### [Objective]
Read the listing below and copy out every line that holds "this".

====== Data entries ======

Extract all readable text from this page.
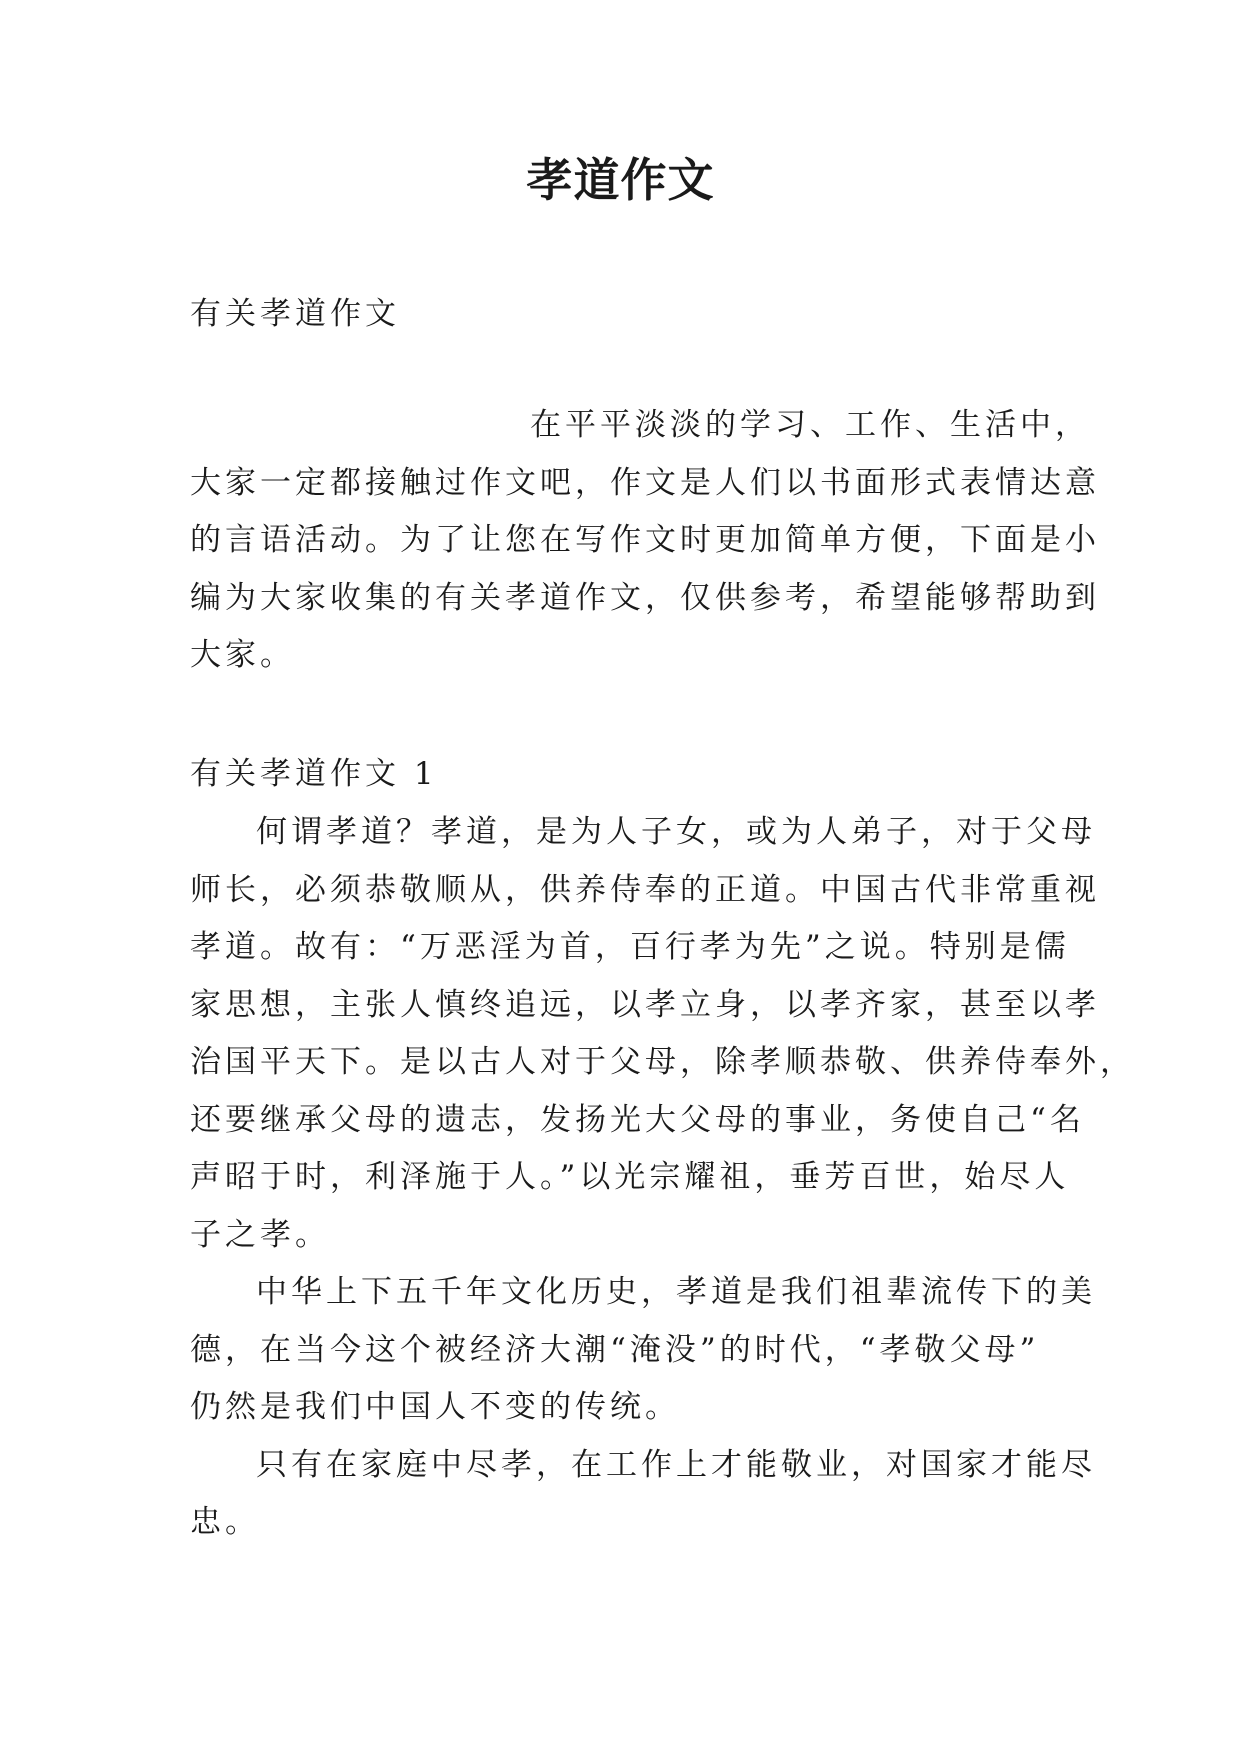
孝道作文
有关孝道作文
在平平淡淡的学习、工作、生活中，
大家一定都接触过作文吧，作文是人们以书面形式表情达意
的言语活动。为了让您在写作文时更加简单方便，下面是小
编为大家收集的有关孝道作文，仅供参考，希望能够帮助到
大家。
有关孝道作文 1
何谓孝道？孝道，是为人子女，或为人弟子，对于父母
师长，必须恭敬顺从，供养侍奉的正道。中国古代非常重视
孝道。故有：“万恶淫为首，百行孝为先”之说。特别是儒
家思想，主张人慎终追远，以孝立身，以孝齐家，甚至以孝
治国平天下。是以古人对于父母，除孝顺恭敬、供养侍奉外，
还要继承父母的遗志，发扬光大父母的事业，务使自己“名
声昭于时，利泽施于人。”以光宗耀祖，垂芳百世，始尽人
子之孝。
中华上下五千年文化历史，孝道是我们祖辈流传下的美
德，在当今这个被经济大潮“淹没”的时代，“孝敬父母”
仍然是我们中国人不变的传统。
只有在家庭中尽孝，在工作上才能敬业，对国家才能尽
忠。
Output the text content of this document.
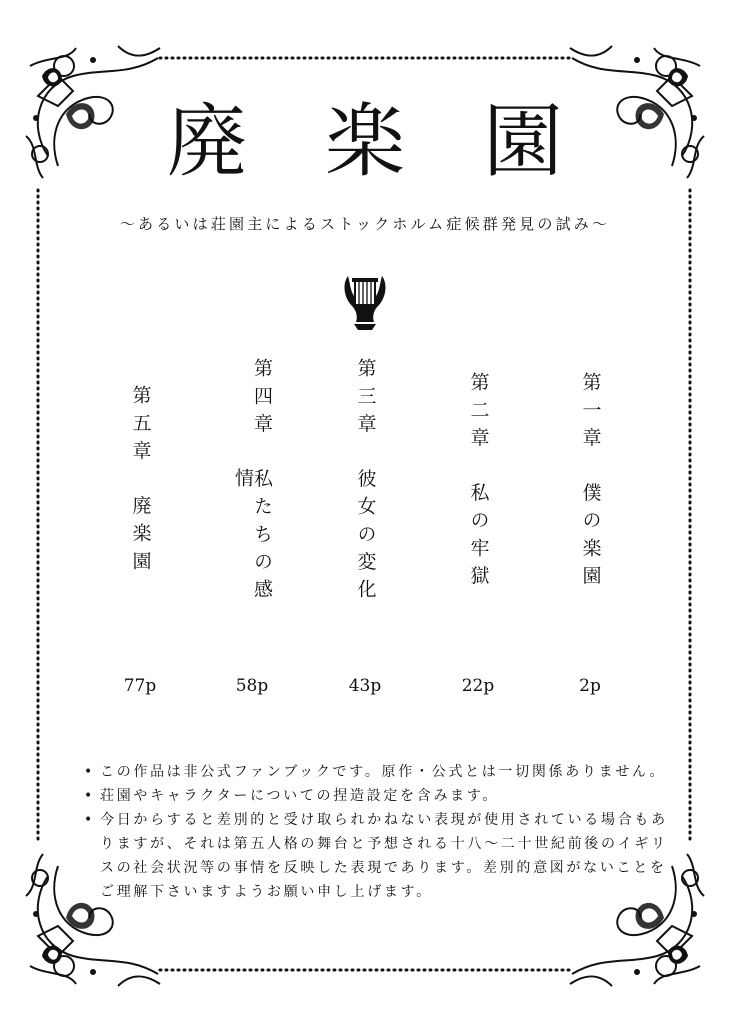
廃楽園
～あるいは荘園主によるストックホルム症候群発見の試み～
第一章　僕の楽園
2p
第二章　私の牢獄
22p
第三章　彼女の変化
43p
第四章　私たちの感情
58p
第五章　廃楽園
77p
• この作品は非公式ファンブックです。原作・公式とは一切関係ありません。
• 荘園やキャラクターについての捏造設定を含みます。
• 今日からすると差別的と受け取られかねない表現が使用されている場合もありますが、それは第五人格の舞台と予想される十八～二十世紀前後のイギリスの社会状況等の事情を反映した表現であります。差別的意図がないことをご理解下さいますようお願い申し上げます。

======

### [Answer in full]
Extract all readable text from this page.
Output the text content of this document.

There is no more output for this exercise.